[What to work on]
Extract every line that contains the string "this".

Stored data:
• • •
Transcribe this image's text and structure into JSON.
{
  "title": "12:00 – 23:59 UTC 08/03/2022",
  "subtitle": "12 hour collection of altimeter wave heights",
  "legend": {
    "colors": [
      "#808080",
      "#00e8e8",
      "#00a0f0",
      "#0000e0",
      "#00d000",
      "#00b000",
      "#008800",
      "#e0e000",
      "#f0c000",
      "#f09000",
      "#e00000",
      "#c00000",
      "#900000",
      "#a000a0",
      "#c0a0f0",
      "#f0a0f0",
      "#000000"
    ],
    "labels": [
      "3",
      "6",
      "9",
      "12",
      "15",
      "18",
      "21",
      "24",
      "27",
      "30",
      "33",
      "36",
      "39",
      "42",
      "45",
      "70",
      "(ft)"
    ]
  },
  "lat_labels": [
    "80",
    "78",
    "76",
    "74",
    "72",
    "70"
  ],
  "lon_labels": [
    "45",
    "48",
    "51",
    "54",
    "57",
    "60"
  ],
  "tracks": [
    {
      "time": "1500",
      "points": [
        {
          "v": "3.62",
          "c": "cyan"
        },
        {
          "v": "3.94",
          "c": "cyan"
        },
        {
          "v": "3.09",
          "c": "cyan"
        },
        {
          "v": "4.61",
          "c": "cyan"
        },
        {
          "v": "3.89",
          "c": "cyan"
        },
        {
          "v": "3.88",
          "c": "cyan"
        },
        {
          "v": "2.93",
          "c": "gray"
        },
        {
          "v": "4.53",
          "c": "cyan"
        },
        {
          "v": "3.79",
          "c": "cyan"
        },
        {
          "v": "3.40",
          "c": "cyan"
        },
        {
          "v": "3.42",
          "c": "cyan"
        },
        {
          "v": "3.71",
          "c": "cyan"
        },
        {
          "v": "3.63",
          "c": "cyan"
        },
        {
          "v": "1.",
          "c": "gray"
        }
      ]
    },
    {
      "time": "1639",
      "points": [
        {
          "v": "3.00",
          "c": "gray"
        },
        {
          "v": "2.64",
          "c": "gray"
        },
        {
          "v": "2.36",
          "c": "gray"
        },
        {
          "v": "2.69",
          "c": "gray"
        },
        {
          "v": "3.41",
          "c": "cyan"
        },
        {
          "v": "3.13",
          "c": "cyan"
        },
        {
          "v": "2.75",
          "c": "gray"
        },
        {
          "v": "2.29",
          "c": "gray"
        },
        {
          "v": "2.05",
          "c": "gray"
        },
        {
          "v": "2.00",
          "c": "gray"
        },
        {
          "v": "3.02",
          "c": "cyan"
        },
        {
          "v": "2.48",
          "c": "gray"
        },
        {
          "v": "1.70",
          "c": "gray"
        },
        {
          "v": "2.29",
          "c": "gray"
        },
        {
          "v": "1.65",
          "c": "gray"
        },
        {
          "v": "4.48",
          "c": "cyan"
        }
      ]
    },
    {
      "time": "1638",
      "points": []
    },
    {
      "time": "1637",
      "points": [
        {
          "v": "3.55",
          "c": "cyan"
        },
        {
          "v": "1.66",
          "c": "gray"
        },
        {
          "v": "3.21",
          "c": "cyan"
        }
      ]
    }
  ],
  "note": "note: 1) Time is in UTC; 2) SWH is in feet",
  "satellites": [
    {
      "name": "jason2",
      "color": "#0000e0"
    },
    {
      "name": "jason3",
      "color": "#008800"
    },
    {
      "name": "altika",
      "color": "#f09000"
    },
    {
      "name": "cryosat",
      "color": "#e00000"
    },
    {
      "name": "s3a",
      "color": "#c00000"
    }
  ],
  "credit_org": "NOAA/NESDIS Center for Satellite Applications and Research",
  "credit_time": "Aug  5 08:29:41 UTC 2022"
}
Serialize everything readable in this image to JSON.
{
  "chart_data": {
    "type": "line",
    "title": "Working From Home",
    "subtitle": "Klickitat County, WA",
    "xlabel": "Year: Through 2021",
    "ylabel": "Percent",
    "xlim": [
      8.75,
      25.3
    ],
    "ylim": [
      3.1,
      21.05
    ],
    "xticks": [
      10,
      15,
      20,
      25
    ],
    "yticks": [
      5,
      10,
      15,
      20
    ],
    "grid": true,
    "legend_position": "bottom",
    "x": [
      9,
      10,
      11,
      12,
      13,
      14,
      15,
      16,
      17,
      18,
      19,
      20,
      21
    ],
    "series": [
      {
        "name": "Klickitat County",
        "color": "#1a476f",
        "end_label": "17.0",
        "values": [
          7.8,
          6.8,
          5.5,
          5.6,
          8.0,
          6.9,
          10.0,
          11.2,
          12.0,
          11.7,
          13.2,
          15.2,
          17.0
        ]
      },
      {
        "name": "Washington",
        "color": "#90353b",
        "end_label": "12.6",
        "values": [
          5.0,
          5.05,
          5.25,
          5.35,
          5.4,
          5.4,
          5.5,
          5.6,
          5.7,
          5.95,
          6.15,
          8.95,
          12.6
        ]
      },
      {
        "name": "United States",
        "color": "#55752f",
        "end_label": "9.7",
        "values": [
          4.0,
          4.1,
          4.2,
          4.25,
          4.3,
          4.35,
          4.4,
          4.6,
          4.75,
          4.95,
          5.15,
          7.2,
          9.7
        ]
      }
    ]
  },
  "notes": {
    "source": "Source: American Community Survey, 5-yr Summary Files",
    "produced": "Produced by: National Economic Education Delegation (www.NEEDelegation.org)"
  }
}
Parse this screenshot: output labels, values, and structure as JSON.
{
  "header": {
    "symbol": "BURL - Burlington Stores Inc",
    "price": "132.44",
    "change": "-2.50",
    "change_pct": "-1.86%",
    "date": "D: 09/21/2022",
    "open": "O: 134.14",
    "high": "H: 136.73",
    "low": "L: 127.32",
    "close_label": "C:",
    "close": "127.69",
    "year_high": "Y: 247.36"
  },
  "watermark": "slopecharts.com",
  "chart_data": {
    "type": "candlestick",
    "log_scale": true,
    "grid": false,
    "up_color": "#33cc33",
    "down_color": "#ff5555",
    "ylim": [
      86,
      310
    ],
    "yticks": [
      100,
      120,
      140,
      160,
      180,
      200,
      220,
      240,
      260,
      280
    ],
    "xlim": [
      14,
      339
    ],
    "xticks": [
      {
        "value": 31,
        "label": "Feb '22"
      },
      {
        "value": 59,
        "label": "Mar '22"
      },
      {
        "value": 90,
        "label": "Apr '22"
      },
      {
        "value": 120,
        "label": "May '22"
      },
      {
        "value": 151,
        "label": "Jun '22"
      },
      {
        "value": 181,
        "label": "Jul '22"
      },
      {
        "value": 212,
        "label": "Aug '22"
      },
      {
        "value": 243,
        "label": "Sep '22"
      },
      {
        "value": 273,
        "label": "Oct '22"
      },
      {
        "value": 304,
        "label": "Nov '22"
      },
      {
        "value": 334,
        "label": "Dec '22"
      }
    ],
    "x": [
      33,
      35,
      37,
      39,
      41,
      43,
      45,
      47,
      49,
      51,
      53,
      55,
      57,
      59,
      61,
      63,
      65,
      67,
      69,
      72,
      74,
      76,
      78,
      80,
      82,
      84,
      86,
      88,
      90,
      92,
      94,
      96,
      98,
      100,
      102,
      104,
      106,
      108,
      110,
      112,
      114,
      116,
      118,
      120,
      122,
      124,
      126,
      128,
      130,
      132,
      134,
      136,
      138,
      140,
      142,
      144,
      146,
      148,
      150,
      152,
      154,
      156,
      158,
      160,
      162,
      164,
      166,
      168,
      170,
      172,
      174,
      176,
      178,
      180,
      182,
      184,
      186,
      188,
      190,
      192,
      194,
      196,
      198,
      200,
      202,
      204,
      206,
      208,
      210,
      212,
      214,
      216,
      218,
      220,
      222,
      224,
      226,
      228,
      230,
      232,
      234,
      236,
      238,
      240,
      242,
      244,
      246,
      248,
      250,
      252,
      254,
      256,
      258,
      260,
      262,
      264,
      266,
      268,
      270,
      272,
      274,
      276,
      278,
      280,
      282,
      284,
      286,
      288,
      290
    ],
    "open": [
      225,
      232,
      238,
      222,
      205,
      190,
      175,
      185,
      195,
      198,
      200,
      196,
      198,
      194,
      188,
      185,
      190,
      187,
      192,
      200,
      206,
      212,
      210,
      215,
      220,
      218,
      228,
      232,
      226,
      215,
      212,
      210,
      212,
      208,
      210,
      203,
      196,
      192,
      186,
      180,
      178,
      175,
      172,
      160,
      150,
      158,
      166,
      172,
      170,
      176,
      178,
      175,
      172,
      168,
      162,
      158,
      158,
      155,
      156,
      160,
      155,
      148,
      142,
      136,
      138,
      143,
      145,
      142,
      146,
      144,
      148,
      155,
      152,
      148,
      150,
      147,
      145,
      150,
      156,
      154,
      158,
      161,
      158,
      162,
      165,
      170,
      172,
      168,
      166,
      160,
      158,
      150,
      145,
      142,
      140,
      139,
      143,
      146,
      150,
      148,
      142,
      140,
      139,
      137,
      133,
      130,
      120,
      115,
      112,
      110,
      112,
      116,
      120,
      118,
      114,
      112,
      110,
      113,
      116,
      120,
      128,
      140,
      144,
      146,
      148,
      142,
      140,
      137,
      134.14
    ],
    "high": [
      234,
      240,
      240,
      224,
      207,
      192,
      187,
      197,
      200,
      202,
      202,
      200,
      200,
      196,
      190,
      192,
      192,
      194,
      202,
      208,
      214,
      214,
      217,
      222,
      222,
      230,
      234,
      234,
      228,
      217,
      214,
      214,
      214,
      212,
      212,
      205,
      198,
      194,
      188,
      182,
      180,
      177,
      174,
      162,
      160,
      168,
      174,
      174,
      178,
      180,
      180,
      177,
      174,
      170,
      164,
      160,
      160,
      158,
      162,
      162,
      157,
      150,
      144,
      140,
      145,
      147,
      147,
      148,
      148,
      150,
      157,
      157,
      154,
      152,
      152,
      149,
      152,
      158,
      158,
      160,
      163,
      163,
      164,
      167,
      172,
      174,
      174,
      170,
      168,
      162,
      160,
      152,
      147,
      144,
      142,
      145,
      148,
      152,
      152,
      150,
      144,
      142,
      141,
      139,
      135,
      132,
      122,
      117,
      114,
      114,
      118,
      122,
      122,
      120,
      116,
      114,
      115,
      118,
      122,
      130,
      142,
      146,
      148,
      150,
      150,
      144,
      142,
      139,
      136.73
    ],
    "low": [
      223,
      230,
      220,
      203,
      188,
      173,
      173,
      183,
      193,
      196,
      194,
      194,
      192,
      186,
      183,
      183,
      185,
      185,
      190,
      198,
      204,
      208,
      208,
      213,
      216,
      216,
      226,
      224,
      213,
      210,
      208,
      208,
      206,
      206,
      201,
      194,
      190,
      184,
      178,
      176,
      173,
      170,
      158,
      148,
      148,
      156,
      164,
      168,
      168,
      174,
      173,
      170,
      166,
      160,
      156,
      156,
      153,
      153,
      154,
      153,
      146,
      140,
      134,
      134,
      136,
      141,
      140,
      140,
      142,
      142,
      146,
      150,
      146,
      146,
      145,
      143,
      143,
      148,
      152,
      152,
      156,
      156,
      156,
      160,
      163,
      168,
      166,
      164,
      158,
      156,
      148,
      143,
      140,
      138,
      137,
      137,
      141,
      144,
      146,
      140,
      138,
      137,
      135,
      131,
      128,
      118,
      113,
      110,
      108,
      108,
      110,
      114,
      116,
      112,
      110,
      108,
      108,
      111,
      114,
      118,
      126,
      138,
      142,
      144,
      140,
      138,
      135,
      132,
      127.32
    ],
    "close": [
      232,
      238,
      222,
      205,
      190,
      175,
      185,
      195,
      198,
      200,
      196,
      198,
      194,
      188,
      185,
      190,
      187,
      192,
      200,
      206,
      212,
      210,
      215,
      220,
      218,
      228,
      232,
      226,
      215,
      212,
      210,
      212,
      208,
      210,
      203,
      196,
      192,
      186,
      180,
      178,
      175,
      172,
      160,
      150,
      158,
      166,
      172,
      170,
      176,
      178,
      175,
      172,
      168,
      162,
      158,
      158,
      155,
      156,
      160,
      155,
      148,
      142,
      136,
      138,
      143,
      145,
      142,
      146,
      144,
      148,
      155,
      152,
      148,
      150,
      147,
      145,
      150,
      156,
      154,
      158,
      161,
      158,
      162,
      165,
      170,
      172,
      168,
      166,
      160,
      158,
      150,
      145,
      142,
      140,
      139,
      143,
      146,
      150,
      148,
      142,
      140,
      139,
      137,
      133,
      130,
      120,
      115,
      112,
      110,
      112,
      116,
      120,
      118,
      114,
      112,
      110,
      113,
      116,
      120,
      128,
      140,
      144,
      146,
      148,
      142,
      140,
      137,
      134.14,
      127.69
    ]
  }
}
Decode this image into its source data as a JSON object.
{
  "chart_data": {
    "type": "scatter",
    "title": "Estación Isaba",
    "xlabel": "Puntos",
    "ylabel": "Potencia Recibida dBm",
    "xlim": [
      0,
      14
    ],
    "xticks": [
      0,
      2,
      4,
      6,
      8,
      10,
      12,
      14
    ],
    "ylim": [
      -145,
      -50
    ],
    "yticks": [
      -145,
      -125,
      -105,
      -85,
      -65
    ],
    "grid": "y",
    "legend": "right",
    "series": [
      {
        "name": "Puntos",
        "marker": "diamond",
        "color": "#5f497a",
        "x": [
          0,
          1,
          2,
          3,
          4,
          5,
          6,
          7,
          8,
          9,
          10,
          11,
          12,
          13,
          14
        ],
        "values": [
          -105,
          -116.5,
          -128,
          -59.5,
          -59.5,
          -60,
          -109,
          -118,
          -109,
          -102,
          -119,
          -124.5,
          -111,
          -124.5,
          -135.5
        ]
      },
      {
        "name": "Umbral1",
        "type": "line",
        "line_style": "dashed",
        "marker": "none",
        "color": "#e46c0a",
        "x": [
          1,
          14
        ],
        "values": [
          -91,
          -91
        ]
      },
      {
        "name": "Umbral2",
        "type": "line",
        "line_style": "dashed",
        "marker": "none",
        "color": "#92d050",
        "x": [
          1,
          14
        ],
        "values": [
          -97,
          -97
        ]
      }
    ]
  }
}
• • •
[Correct response]
Transcribe this image's text and structure into JSON.
Serialize everything readable in this image to JSON.
Parse this screenshot: output labels, values, and structure as JSON.
Decode this image into its source data as a JSON object.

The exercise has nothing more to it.